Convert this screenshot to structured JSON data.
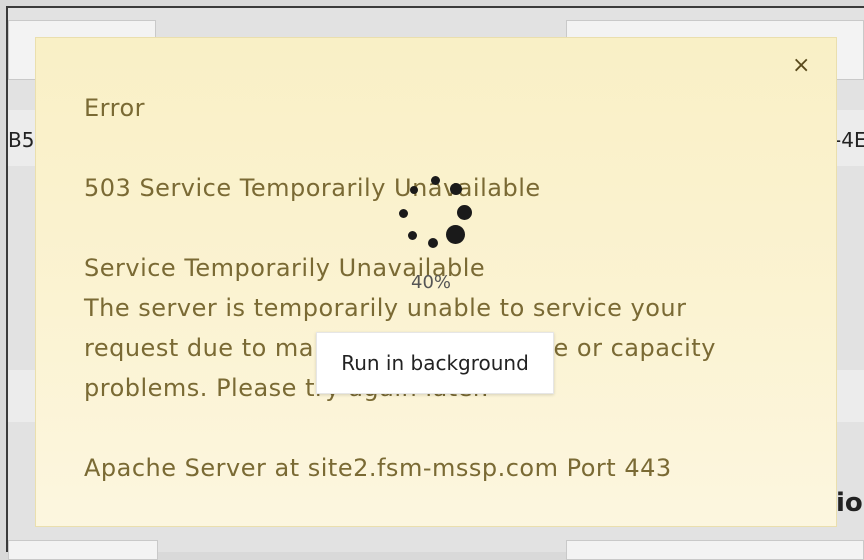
{
  "background": {
    "left_fragment": "B5",
    "right_fragment": "-4E",
    "bottom_right_fragment": "ior"
  },
  "dialog": {
    "close_glyph": "×",
    "title": "Error",
    "status_heading": "503 Service Temporarily Unavailable",
    "message_heading": "Service Temporarily Unavailable",
    "message_line_1": "The server is temporarily unable to service your",
    "message_line_2": "request due to maintenance downtime or capacity",
    "message_line_3": "problems. Please try again later.",
    "server_info": "Apache Server at site2.fsm-mssp.com Port 443"
  },
  "loader": {
    "progress_text": "40%",
    "progress_value": 0.4,
    "run_in_background_label": "Run in background"
  },
  "colors": {
    "dialog_bg": "#fbf3d2",
    "dialog_text": "#7a6a34"
  }
}
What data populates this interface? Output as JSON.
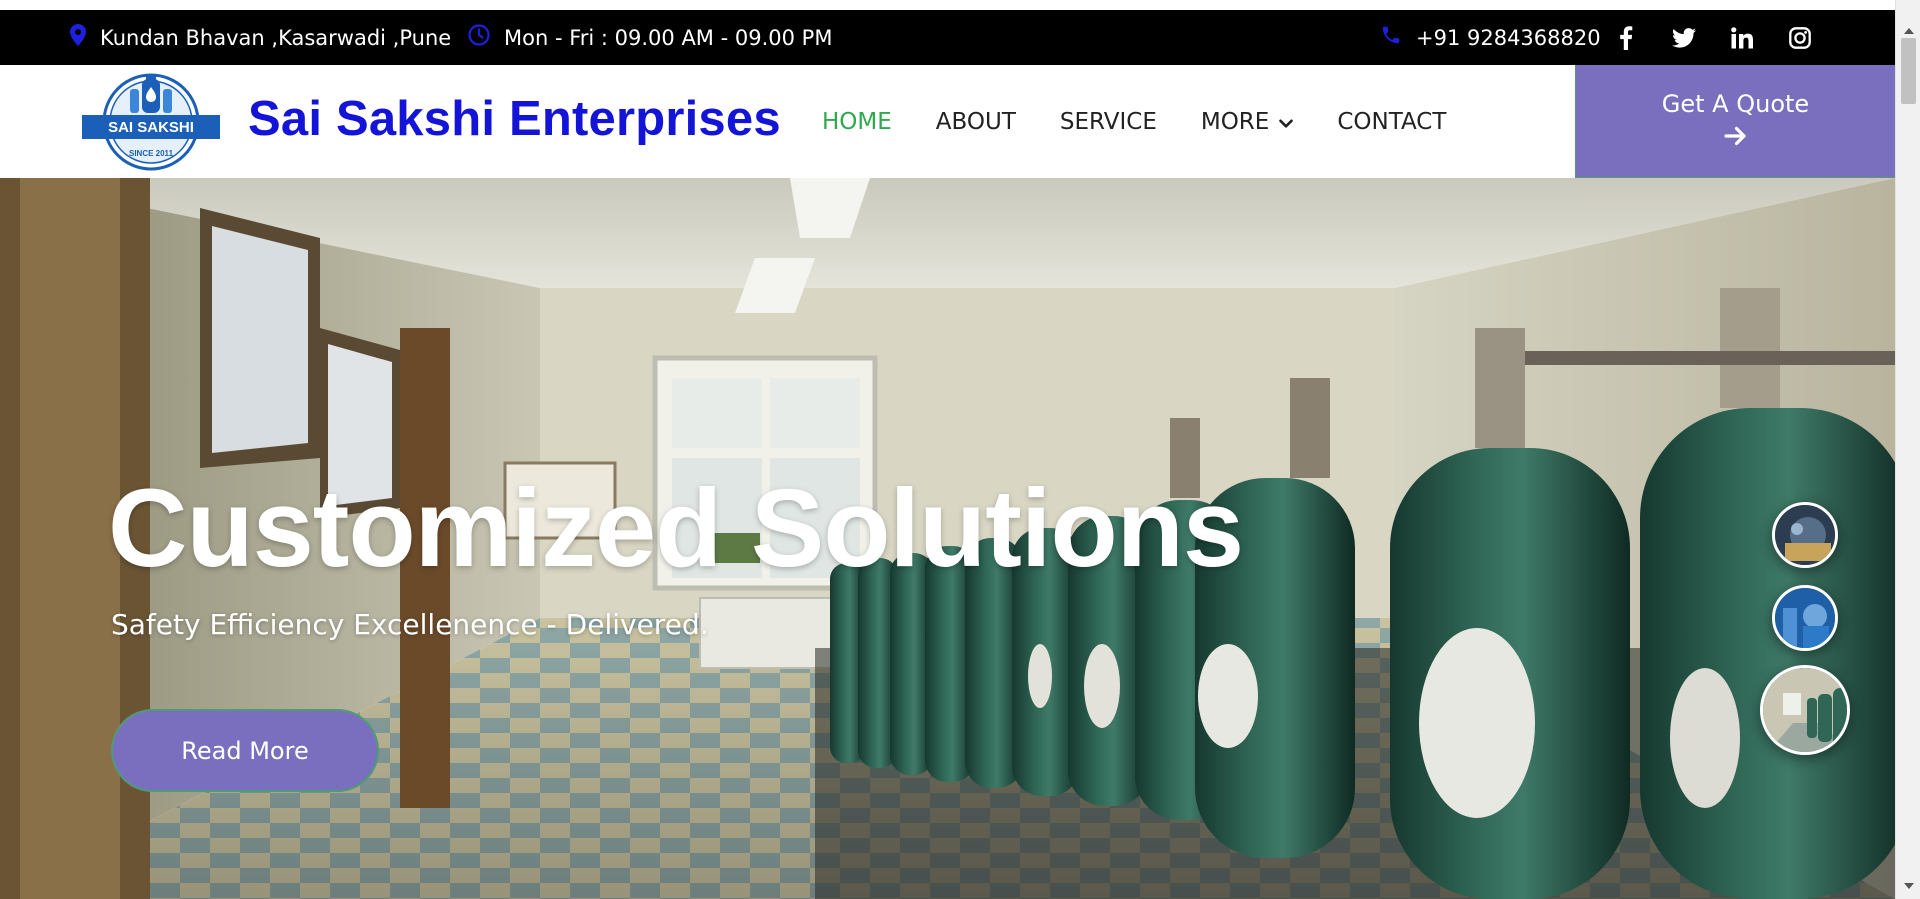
{
  "topbar": {
    "location": "Kundan Bhavan ,Kasarwadi ,Pune",
    "hours": "Mon - Fri : 09.00 AM - 09.00 PM",
    "phone": "+91 9284368820",
    "social": [
      "facebook-icon",
      "twitter-icon",
      "linkedin-icon",
      "instagram-icon"
    ]
  },
  "header": {
    "logo_text": "SAI SAKSHI",
    "logo_since": "SINCE 2011",
    "brand": "Sai Sakshi Enterprises",
    "nav": [
      {
        "label": "HOME",
        "active": true
      },
      {
        "label": "ABOUT"
      },
      {
        "label": "SERVICE"
      },
      {
        "label": "MORE",
        "dropdown": true
      },
      {
        "label": "CONTACT"
      }
    ],
    "quote_button": "Get A Quote"
  },
  "hero": {
    "title": "Customized Solutions",
    "subtitle": "Safety Efficiency Excellenence - Delivered.",
    "read_more": "Read More"
  },
  "colors": {
    "brand_blue": "#1414d8",
    "accent_purple": "#7a6fbf",
    "active_green": "#2fa84f",
    "topbar_bg": "#000000"
  }
}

+===+

__Problem statement__
Make an exact copy of the records above, with the pictures left out.

__Full answer__
Convert this screenshot to structured JSON data.
{
  "background": {
    "left_fragment": "B5",
    "right_fragment": "-4E",
    "bottom_right_fragment": "ior"
  },
  "dialog": {
    "close_glyph": "×",
    "title": "Error",
    "status_heading": "503 Service Temporarily Unavailable",
    "message_heading": "Service Temporarily Unavailable",
    "message_line_1": "The server is temporarily unable to service your",
    "message_line_2": "request due to maintenance downtime or capacity",
    "message_line_3": "problems. Please try again later.",
    "server_info": "Apache Server at site2.fsm-mssp.com Port 443"
  },
  "loader": {
    "progress_text": "40%",
    "progress_value": 0.4,
    "run_in_background_label": "Run in background"
  },
  "colors": {
    "dialog_bg": "#fbf3d2",
    "dialog_text": "#7a6a34"
  }
}
What data populates this interface? Output as JSON.
{
  "topbar": {
    "location": "Kundan Bhavan ,Kasarwadi ,Pune",
    "hours": "Mon - Fri : 09.00 AM - 09.00 PM",
    "phone": "+91 9284368820",
    "social": [
      "facebook-icon",
      "twitter-icon",
      "linkedin-icon",
      "instagram-icon"
    ]
  },
  "header": {
    "logo_text": "SAI SAKSHI",
    "logo_since": "SINCE 2011",
    "brand": "Sai Sakshi Enterprises",
    "nav": [
      {
        "label": "HOME",
        "active": true
      },
      {
        "label": "ABOUT"
      },
      {
        "label": "SERVICE"
      },
      {
        "label": "MORE",
        "dropdown": true
      },
      {
        "label": "CONTACT"
      }
    ],
    "quote_button": "Get A Quote"
  },
  "hero": {
    "title": "Customized Solutions",
    "subtitle": "Safety Efficiency Excellenence - Delivered.",
    "read_more": "Read More"
  },
  "colors": {
    "brand_blue": "#1414d8",
    "accent_purple": "#7a6fbf",
    "active_green": "#2fa84f",
    "topbar_bg": "#000000"
  }
}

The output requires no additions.